Scan the records and identify every line in which the string "fuproc" occurs, then return those lines.

Extracted records
══════

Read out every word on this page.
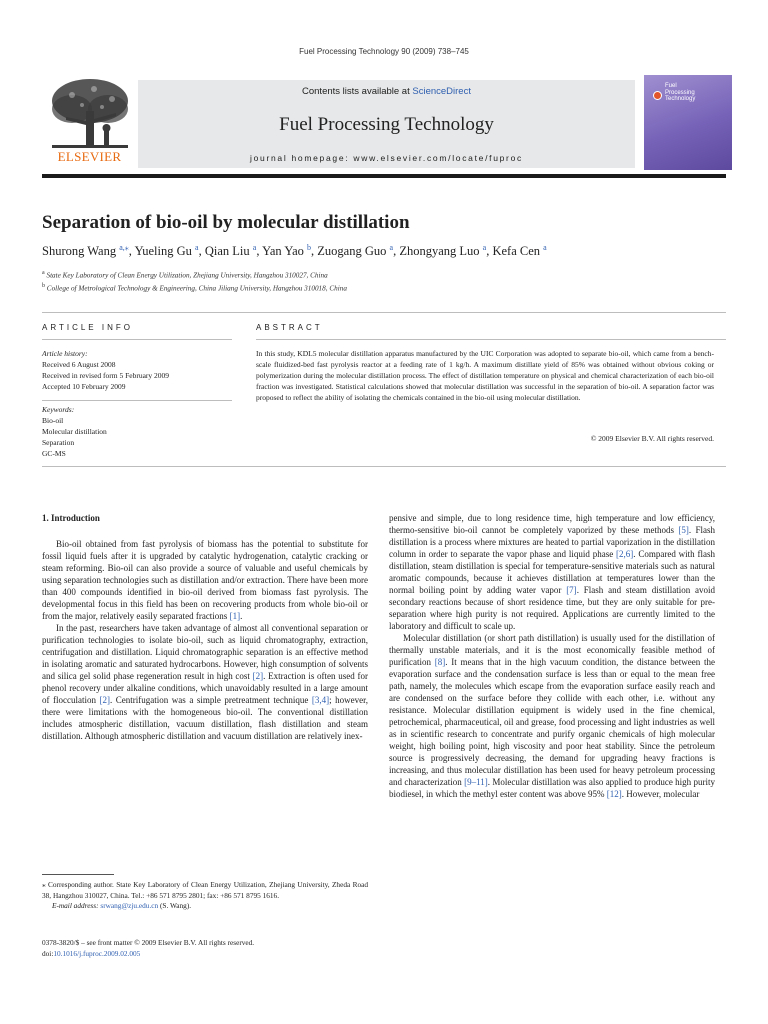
Fuel Processing Technology 90 (2009) 738–745
ELSEVIER
Contents lists available at ScienceDirect
Fuel Processing Technology
journal homepage: www.elsevier.com/locate/fuproc
Fuel
Processing
Technology
Separation of bio-oil by molecular distillation
Shurong Wang $^{a,⁎}$, Yueling Gu $^a$, Qian Liu $^a$, Yan Yao $^b$, Zuogang Guo $^a$, Zhongyang Luo $^a$, Kefa Cen $^a$
$^a$ State Key Laboratory of Clean Energy Utilization, Zhejiang University, Hangzhou 310027, China
$^b$ College of Metrological Technology & Engineering, China Jiliang University, Hangzhou 310018, China
ARTICLE INFO	ABSTRACT
Article history:
Received 6 August 2008
Received in revised form 5 February 2009
Accepted 10 February 2009
Keywords:
Bio-oil
Molecular distillation
Separation
GC-MS
In this study, KDL5 molecular distillation apparatus manufactured by the UIC Corporation was adopted to separate bio-oil, which came from a bench-scale fluidized-bed fast pyrolysis reactor at a feeding rate of 1 kg/h. A maximum distillate yield of 85% was obtained without obvious coking or polymerization during the molecular distillation process. The effect of distillation temperature on physical and chemical characterization of each bio-oil fraction was investigated. Statistical calculations showed that molecular distillation was successful in the separation of bio-oil. A separation factor was proposed to reflect the ability of isolating the chemicals contained in the bio-oil using molecular distillation.
© 2009 Elsevier B.V. All rights reserved.
1. Introduction

Bio-oil obtained from fast pyrolysis of biomass has the potential to substitute for fossil liquid fuels after it is upgraded by catalytic hydrogenation, catalytic cracking or steam reforming. Bio-oil can also provide a source of valuable and useful chemicals by using separation technologies such as distillation and/or extraction. There have been more than 400 compounds identified in bio-oil derived from biomass fast pyrolysis. The developmental focus in this field has been on recovering products from whole bio-oil or from the major, relatively easily separated fractions [1].

In the past, researchers have taken advantage of almost all conventional separation or purification technologies to isolate bio-oil, such as liquid chromatography, extraction, centrifugation and distillation. Liquid chromatographic separation is an effective method in isolating aromatic and saturated hydrocarbons. However, high consumption of solvents and silica gel solid phase regeneration result in high cost [2]. Extraction is often used for phenol recovery under alkaline conditions, which unavoidably resulted in a large amount of flocculation [2]. Centrifugation was a simple pretreatment technique [3,4]; however, there were limitations with the homogeneous bio-oil. The conventional distillation includes atmospheric distillation, vacuum distillation, flash distillation and steam distillation. Although atmospheric distillation and vacuum distillation are relatively inex-

pensive and simple, due to long residence time, high temperature and low efficiency, thermo-sensitive bio-oil cannot be completely vaporized by these methods [5]. Flash distillation is a process where mixtures are heated to partial vaporization in the distillation column in order to separate the vapor phase and liquid phase [2,6]. Compared with flash distillation, steam distillation is special for temperature-sensitive materials such as natural aromatic compounds, because it achieves distillation at temperatures lower than the normal boiling point by adding water vapor [7]. Flash and steam distillation avoid secondary reactions because of short residence time, but they are only suitable for pre-separation where high purity is not required. Applications are currently limited to the laboratory and difficult to scale up.

Molecular distillation (or short path distillation) is usually used for the distillation of thermally unstable materials, and it is the most economically feasible method of purification [8]. It means that in the high vacuum condition, the distance between the evaporation surface and the condensation surface is less than or equal to the mean free path, namely, the molecules which escape from the evaporation surface easily reach and are condensed on the surface before they collide with each other, i.e. without any resistance. Molecular distillation equipment is widely used in the fine chemical, petrochemical, pharmaceutical, oil and grease, food processing and light industries as well as in scientific research to concentrate and purify organic chemicals of high molecular weight, high boiling point, high viscosity and poor heat stability. Since the petroleum source is progressively decreasing, the demand for upgrading heavy fractions is increasing, and thus molecular distillation has been used for heavy petroleum processing and characterization [9–11]. Molecular distillation was also applied to produce high purity biodiesel, in which the methyl ester content was above 95% [12]. However, molecular

⁎ Corresponding author. State Key Laboratory of Clean Energy Utilization, Zhejiang University, Zheda Road 38, Hangzhou 310027, China. Tel.: +86 571 8795 2801; fax: +86 571 8795 1616.
E-mail address: srwang@zju.edu.cn (S. Wang).
0378-3820/$ – see front matter © 2009 Elsevier B.V. All rights reserved.
doi:10.1016/j.fuproc.2009.02.005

══════

→ **FINAL RESULT**:
journal homepage: www.elsevier.com/locate/fuproc
doi:10.1016/j.fuproc.2009.02.005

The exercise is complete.